■ Problem description
Identify the lines holding "Gaetano" and copy them.

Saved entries
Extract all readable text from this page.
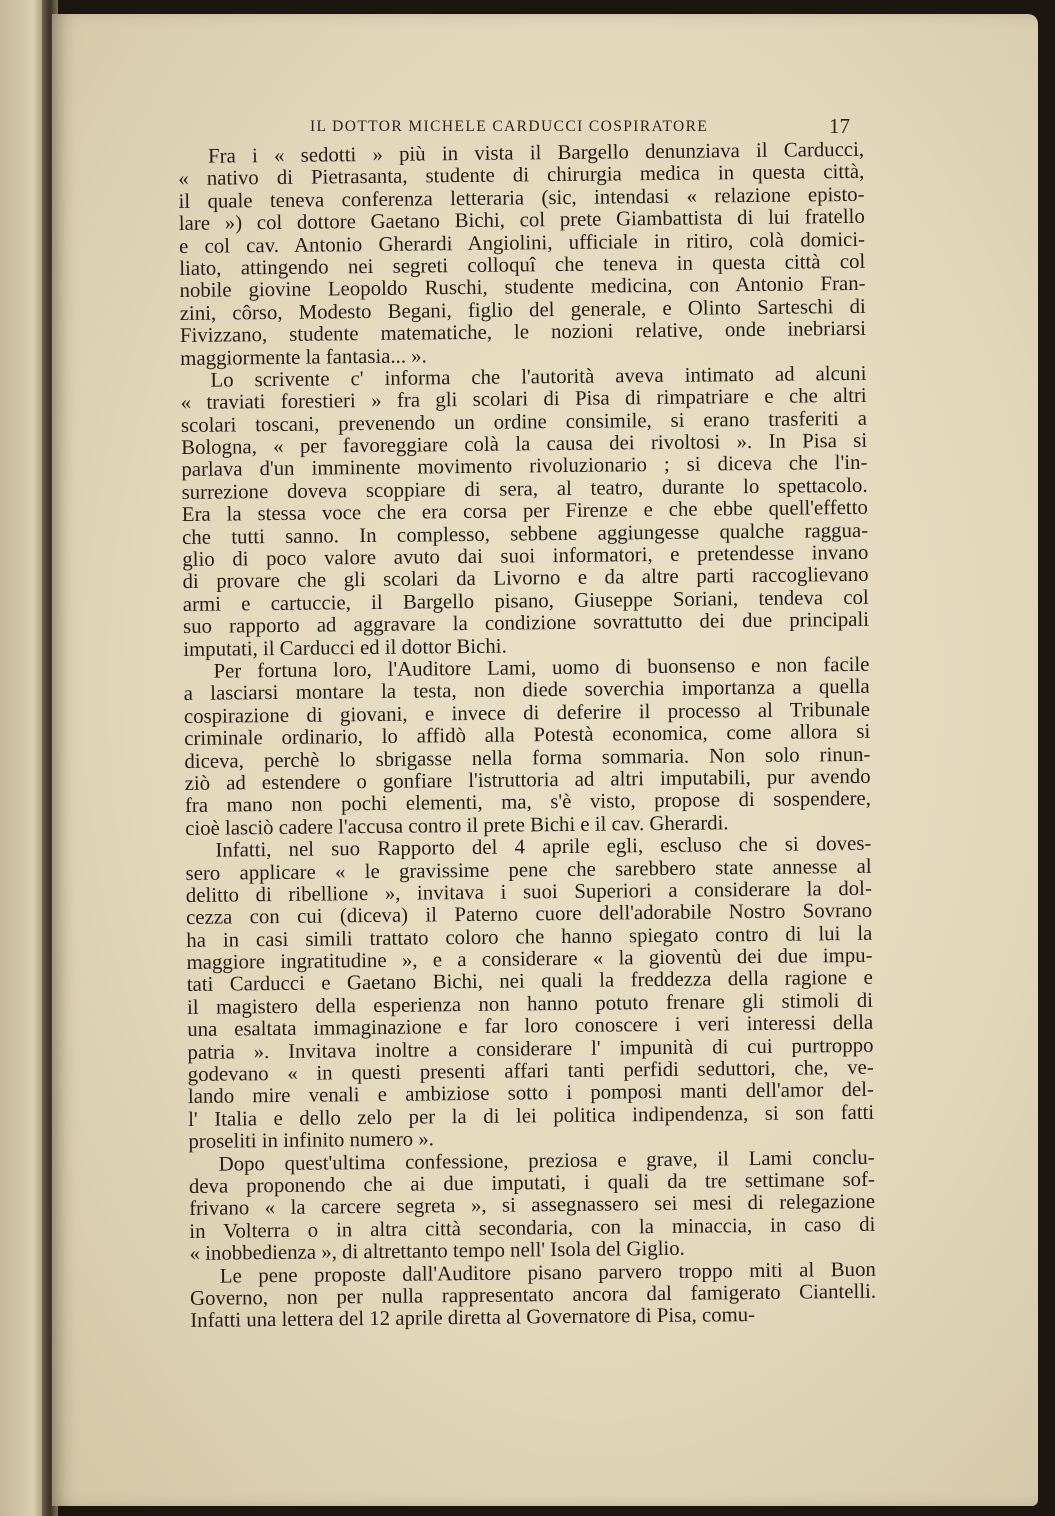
IL DOTTOR MICHELE CARDUCCI COSPIRATORE	17

Fra i « sedotti » più in vista il Bargello denunziava il Carducci,
« nativo di Pietrasanta, studente di chirurgia medica in questa città,
il quale teneva conferenza letteraria (sic, intendasi « relazione episto-
lare ») col dottore Gaetano Bichi, col prete Giambattista di lui fratello
e col cav. Antonio Gherardi Angiolini, ufficiale in ritiro, colà domici-
liato, attingendo nei segreti colloquî che teneva in questa città col
nobile giovine Leopoldo Ruschi, studente medicina, con Antonio Fran-
zini, côrso, Modesto Begani, figlio del generale, e Olinto Sarteschi di
Fivizzano, studente matematiche, le nozioni relative, onde inebriarsi
maggiormente la fantasia... ».

Lo scrivente c' informa che l'autorità aveva intimato ad alcuni
« traviati forestieri » fra gli scolari di Pisa di rimpatriare e che altri
scolari toscani, prevenendo un ordine consimile, si erano trasferiti a
Bologna, « per favoreggiare colà la causa dei rivoltosi ». In Pisa si
parlava d'un imminente movimento rivoluzionario ; si diceva che l'in-
surrezione doveva scoppiare di sera, al teatro, durante lo spettacolo.
Era la stessa voce che era corsa per Firenze e che ebbe quell'effetto
che tutti sanno. In complesso, sebbene aggiungesse qualche ragguа-
glio di poco valore avuto dai suoi informatori, e pretendesse invano
di provare che gli scolari da Livorno e da altre parti raccoglievano
armi e cartuccie, il Bargello pisano, Giuseppe Soriani, tendeva col
suo rapporto ad aggravare la condizione sovrattutto dei due principali
imputati, il Carducci ed il dottor Bichi.

Per fortuna loro, l'Auditore Lami, uomo di buonsenso e non facile
a lasciarsi montare la testa, non diede soverchia importanza a quella
cospirazione di giovani, e invece di deferire il processo al Tribunale
criminale ordinario, lo affidò alla Potestà economica, come allora si
diceva, perchè lo sbrigasse nella forma sommaria. Non solo rinun-
ziò ad estendere o gonfiare l'istruttoria ad altri imputabili, pur avendo
fra mano non pochi elementi, ma, s'è visto, propose di sospendere,
cioè lasciò cadere l'accusa contro il prete Bichi e il cav. Gherardi.

Infatti, nel suo Rapporto del 4 aprile egli, escluso che si doves-
sero applicare « le gravissime pene che sarebbero state annesse al
delitto di ribellione », invitava i suoi Superiori a considerare la dol-
cezza con cui (diceva) il Paterno cuore dell'adorabile Nostro Sovrano
ha in casi simili trattato coloro che hanno spiegato contro di lui la
maggiore ingratitudine », e a considerare « la gioventù dei due impu-
tati Carducci e Gaetano Bichi, nei quali la freddezza della ragione e
il magistero della esperienza non hanno potuto frenare gli stimoli di
una esaltata immaginazione e far loro conoscere i veri interessi della
patria ». Invitava inoltre a considerare l' impunità di cui purtroppo
godevano « in questi presenti affari tanti perfidi seduttori, che, ve-
lando mire venali e ambiziose sotto i pomposi manti dell'amor del-
l' Italia e dello zelo per la di lei politica indipendenza, si son fatti
proseliti in infinito numero ».

Dopo quest'ultima confessione, preziosa e grave, il Lami conclu-
deva proponendo che ai due imputati, i quali da tre settimane sof-
frivano « la carcere segreta », si assegnassero sei mesi di relegazione
in Volterra o in altra città secondaria, con la minaccia, in caso di
« inobbedienza », di altrettanto tempo nell' Isola del Giglio.

Le pene proposte dall'Auditore pisano parvero troppo miti al Buon
Governo, non per nulla rappresentato ancora dal famigerato Ciantelli.
Infatti una lettera del 12 aprile diretta al Governatore di Pisa, comu-
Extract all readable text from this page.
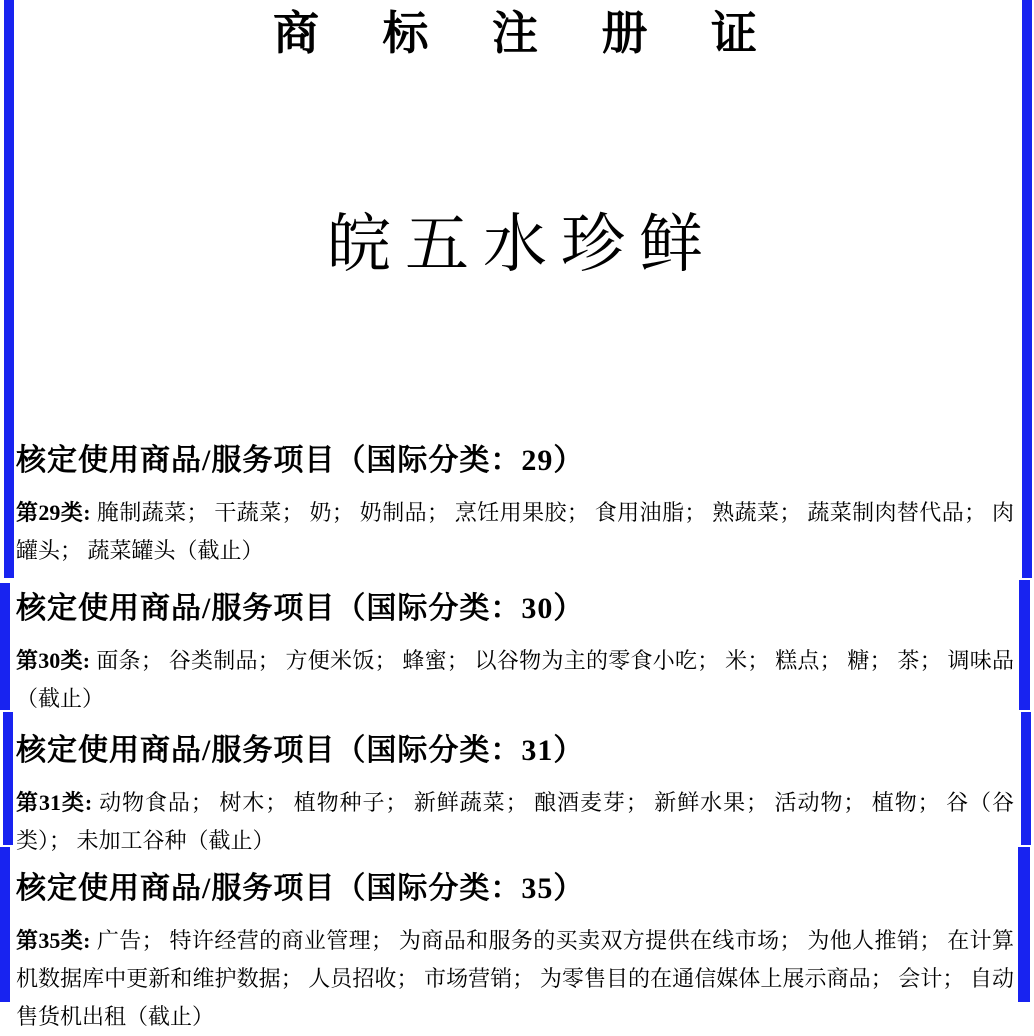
商 标 注 册 证
皖五水珍鲜
核定使用商品/服务项目（国际分类：29）

第29类: 腌制蔬菜； 干蔬菜； 奶； 奶制品； 烹饪用果胶； 食用油脂； 熟蔬菜； 蔬菜制肉替代品； 肉罐头； 蔬菜罐头（截止）

核定使用商品/服务项目（国际分类：30）

第30类: 面条； 谷类制品； 方便米饭； 蜂蜜； 以谷物为主的零食小吃； 米； 糕点； 糖； 茶； 调味品（截止）

核定使用商品/服务项目（国际分类：31）

第31类: 动物食品； 树木； 植物种子； 新鲜蔬菜； 酿酒麦芽； 新鲜水果； 活动物； 植物； 谷（谷类）； 未加工谷种（截止）

核定使用商品/服务项目（国际分类：35）

第35类: 广告； 特许经营的商业管理； 为商品和服务的买卖双方提供在线市场； 为他人推销； 在计算机数据库中更新和维护数据； 人员招收； 市场营销； 为零售目的在通信媒体上展示商品； 会计； 自动售货机出租（截止）
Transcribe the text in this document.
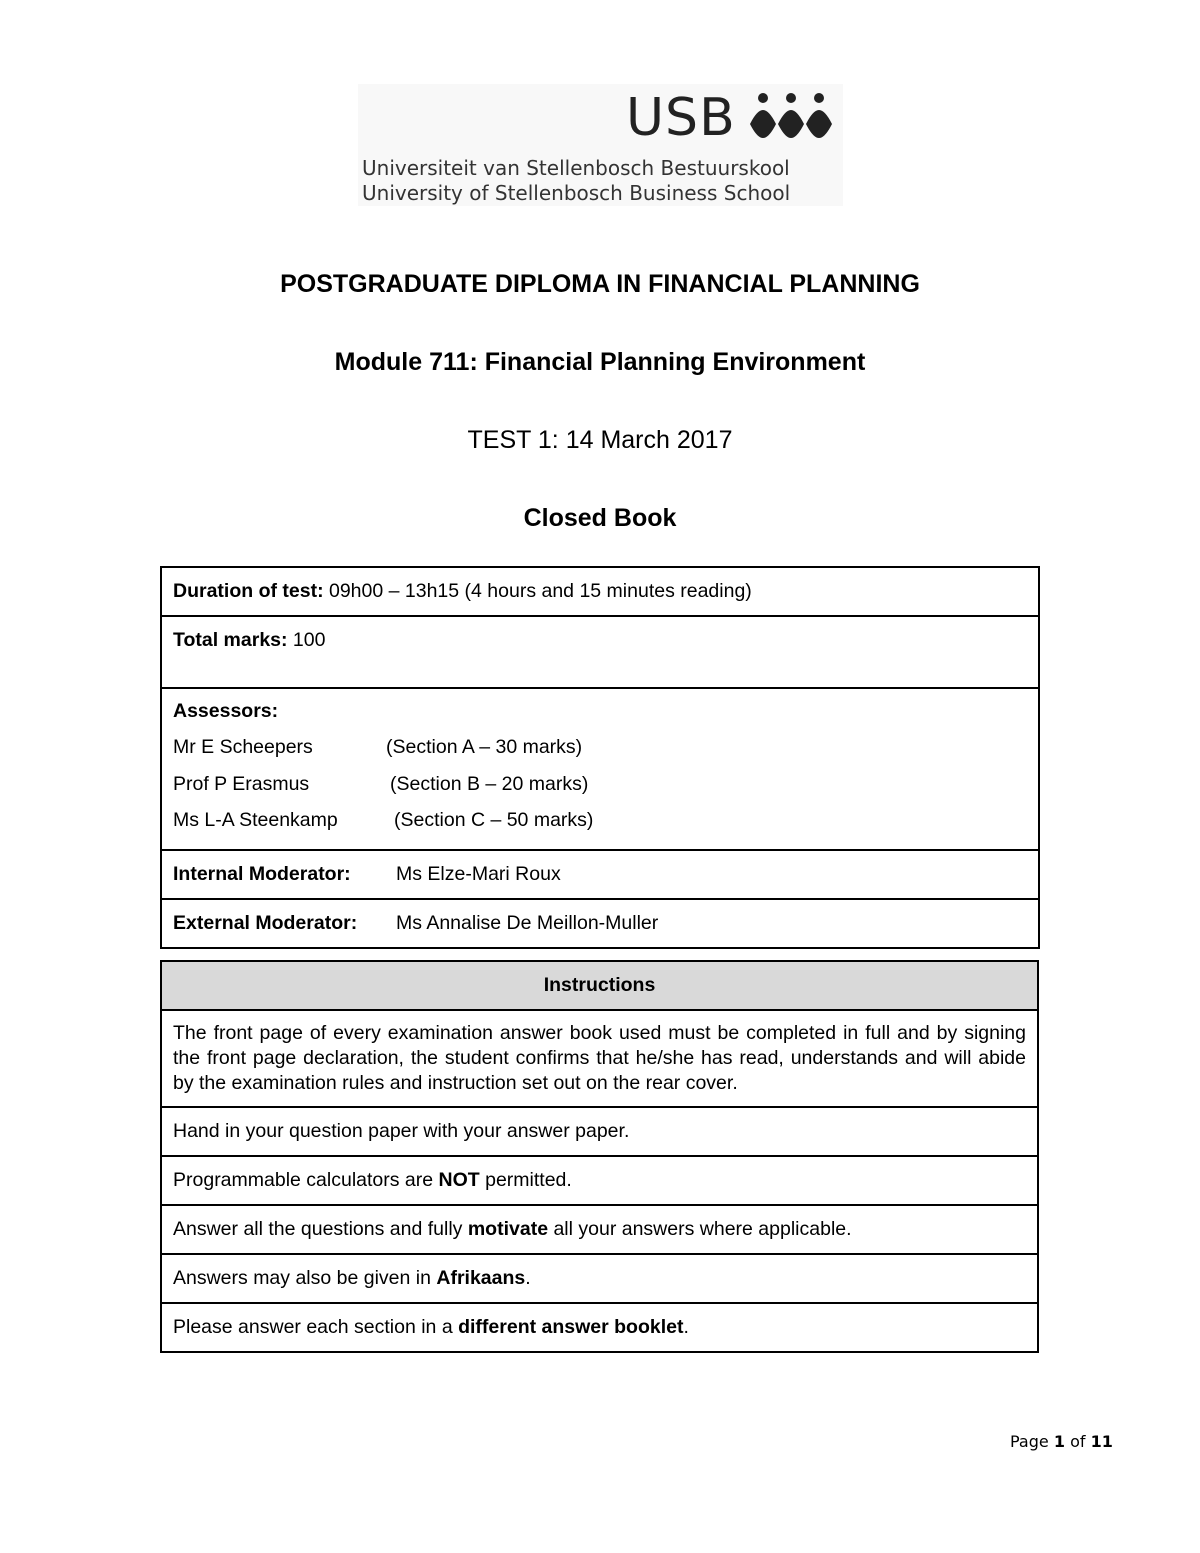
USB
Universiteit van Stellenbosch Bestuurskool
University of Stellenbosch Business School
POSTGRADUATE DIPLOMA IN FINANCIAL PLANNING
Module 711: Financial Planning Environment
TEST 1: 14 March 2017
Closed Book
Duration of test: 09h00 – 13h15 (4 hours and 15 minutes reading)
Total marks: 100

Assessors:
Mr E Scheepers	(Section A – 30 marks)
Prof P Erasmus	(Section B – 20 marks)
Ms L-A Steenkamp	(Section C – 50 marks)

Internal Moderator: Ms Elze-Mari Roux
External Moderator: Ms Annalise De Meillon-Muller
Instructions
The front page of every examination answer book used must be completed in full and by signing the front page declaration, the student confirms that he/she has read, understands and will abide by the examination rules and instruction set out on the rear cover.
Hand in your question paper with your answer paper.
Programmable calculators are NOT permitted.
Answer all the questions and fully motivate all your answers where applicable.
Answers may also be given in Afrikaans.
Please answer each section in a different answer booklet.
Page 1 of 11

■ Result for this task
lare ») col dottore Gaetano Bichi, col prete Giambattista di lui fratello
tati Carducci e Gaetano Bichi, nei quali la freddezza della ragione e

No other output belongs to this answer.